━━━ PROVIDED DATA

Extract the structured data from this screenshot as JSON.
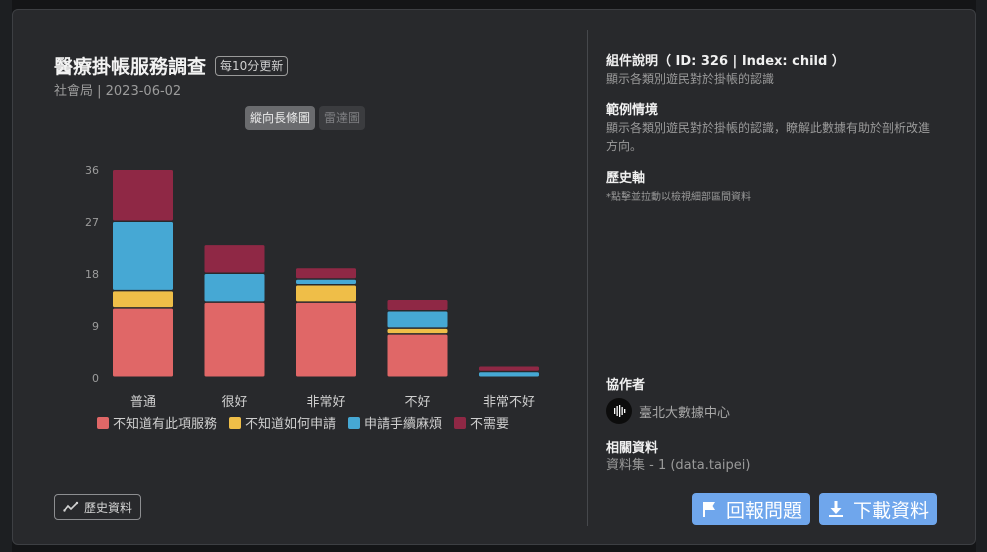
{
  "header": {
    "title": "醫療掛帳服務調查",
    "badge": "每10分更新",
    "subtitle": "社會局 | 2023-06-02"
  },
  "view_toggle": {
    "active": "縱向長條圖",
    "inactive": "雷達圖"
  },
  "chart_data": {
    "type": "bar",
    "stacked": true,
    "categories": [
      "普通",
      "很好",
      "非常好",
      "不好",
      "非常不好"
    ],
    "series": [
      {
        "name": "不知道有此項服務",
        "color": "#e06767",
        "values": [
          12,
          13,
          13,
          7.5,
          0
        ]
      },
      {
        "name": "不知道如何申請",
        "color": "#efbe48",
        "values": [
          3,
          0,
          3,
          1,
          0
        ]
      },
      {
        "name": "申請手續麻煩",
        "color": "#46a8d4",
        "values": [
          12,
          5,
          1,
          3,
          1
        ]
      },
      {
        "name": "不需要",
        "color": "#8f2845",
        "values": [
          9,
          5,
          2,
          2,
          1
        ]
      }
    ],
    "yticks": [
      0,
      9,
      18,
      27,
      36
    ],
    "ylim": [
      0,
      36
    ]
  },
  "history_button": {
    "label": "歷史資料"
  },
  "info": {
    "component_title": "組件說明（ ID: 326 | Index: child ）",
    "component_desc": "顯示各類別遊民對於掛帳的認識",
    "scenario_title": "範例情境",
    "scenario_desc": "顯示各類別遊民對於掛帳的認識，瞭解此數據有助於剖析改進方向。",
    "history_title": "歷史軸",
    "history_note": "*點擊並拉動以檢視細部區間資料",
    "collaborator_title": "協作者",
    "collaborator_name": "臺北大數據中心",
    "related_title": "相關資料",
    "related_link": "資料集 - 1 (data.taipei)"
  },
  "actions": {
    "report": "回報問題",
    "download": "下載資料"
  },
  "colors": {
    "accent": "#6fa6ec",
    "panel": "#28292c"
  }
}
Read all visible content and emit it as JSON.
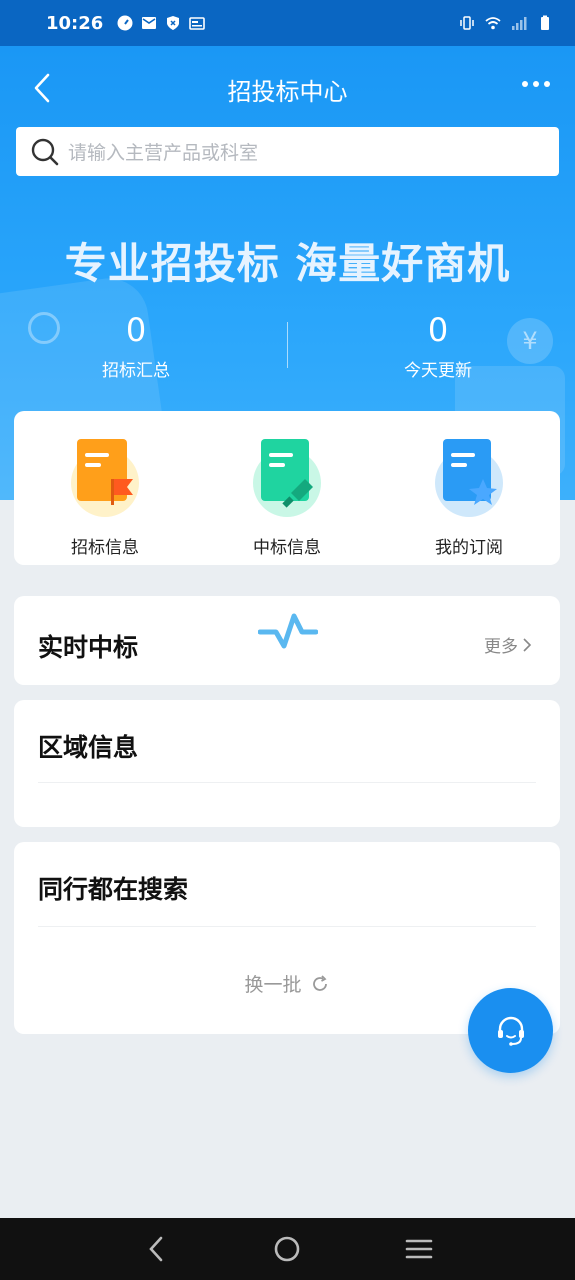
{
  "status_bar": {
    "time": "10:26",
    "left_icons": [
      "speed-icon",
      "mail-icon",
      "shield-icon",
      "card-icon"
    ],
    "right_icons": [
      "vibrate-icon",
      "wifi-icon",
      "signal-icon",
      "battery-icon"
    ]
  },
  "nav": {
    "title": "招投标中心",
    "back_icon": "chevron-left-icon",
    "more_icon": "more-icon"
  },
  "search": {
    "placeholder": "请输入主营产品或科室"
  },
  "hero": {
    "slogan": "专业招投标 海量好商机",
    "stats": [
      {
        "value": "0",
        "label": "招标汇总"
      },
      {
        "value": "0",
        "label": "今天更新"
      }
    ]
  },
  "categories": [
    {
      "label": "招标信息",
      "icon": "bid-info-icon",
      "color": "#ff9f1a"
    },
    {
      "label": "中标信息",
      "icon": "award-info-icon",
      "color": "#1fd4a0"
    },
    {
      "label": "我的订阅",
      "icon": "subscription-icon",
      "color": "#2a9bf5"
    }
  ],
  "realtime": {
    "title": "实时中标",
    "more": "更多"
  },
  "region": {
    "title": "区域信息"
  },
  "peers": {
    "title": "同行都在搜索",
    "refresh": "换一批"
  },
  "colors": {
    "primary": "#1a97f5",
    "status_bar": "#0a66c2",
    "fab": "#1a8ff0"
  }
}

━━━━━━

» **TO DO**
Filter out every line that lacks the word "顯示各類別遊民對於掛帳的認識", and copy the rest.

» **TASK ANSWER**
    "component_desc": "顯示各類別遊民對於掛帳的認識",
    "scenario_desc": "顯示各類別遊民對於掛帳的認識，瞭解此數據有助於剖析改進方向。",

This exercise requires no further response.